Your objective
Print each of the entries exactly, leaving nothing out.

[Saved entries]
★ ★ ★
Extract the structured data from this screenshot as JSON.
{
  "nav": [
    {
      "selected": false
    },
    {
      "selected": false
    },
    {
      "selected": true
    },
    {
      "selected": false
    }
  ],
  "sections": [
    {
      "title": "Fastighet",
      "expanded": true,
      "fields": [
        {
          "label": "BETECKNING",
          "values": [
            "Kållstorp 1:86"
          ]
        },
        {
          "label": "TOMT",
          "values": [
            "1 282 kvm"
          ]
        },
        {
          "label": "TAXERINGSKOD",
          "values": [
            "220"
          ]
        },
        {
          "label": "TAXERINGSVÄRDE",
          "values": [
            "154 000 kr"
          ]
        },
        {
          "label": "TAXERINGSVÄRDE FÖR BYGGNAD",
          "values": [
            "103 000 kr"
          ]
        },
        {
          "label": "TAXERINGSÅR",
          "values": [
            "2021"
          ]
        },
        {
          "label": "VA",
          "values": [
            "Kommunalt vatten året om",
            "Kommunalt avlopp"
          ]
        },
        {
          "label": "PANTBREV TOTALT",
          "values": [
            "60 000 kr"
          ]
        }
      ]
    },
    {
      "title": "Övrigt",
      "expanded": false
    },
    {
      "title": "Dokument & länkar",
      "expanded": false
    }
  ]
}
★ ★ ★
Result of the exercise
Extract the structured data from this screenshot as JSON.
{
  "nav": [
    {
      "selected": false
    },
    {
      "selected": false
    },
    {
      "selected": true
    },
    {
      "selected": false
    }
  ],
  "sections": [
    {
      "title": "Fastighet",
      "expanded": true,
      "fields": [
        {
          "label": "BETECKNING",
          "values": [
            "Kållstorp 1:86"
          ]
        },
        {
          "label": "TOMT",
          "values": [
            "1 282 kvm"
          ]
        },
        {
          "label": "TAXERINGSKOD",
          "values": [
            "220"
          ]
        },
        {
          "label": "TAXERINGSVÄRDE",
          "values": [
            "154 000 kr"
          ]
        },
        {
          "label": "TAXERINGSVÄRDE FÖR BYGGNAD",
          "values": [
            "103 000 kr"
          ]
        },
        {
          "label": "TAXERINGSÅR",
          "values": [
            "2021"
          ]
        },
        {
          "label": "VA",
          "values": [
            "Kommunalt vatten året om",
            "Kommunalt avlopp"
          ]
        },
        {
          "label": "PANTBREV TOTALT",
          "values": [
            "60 000 kr"
          ]
        }
      ]
    },
    {
      "title": "Övrigt",
      "expanded": false
    },
    {
      "title": "Dokument & länkar",
      "expanded": false
    }
  ]
}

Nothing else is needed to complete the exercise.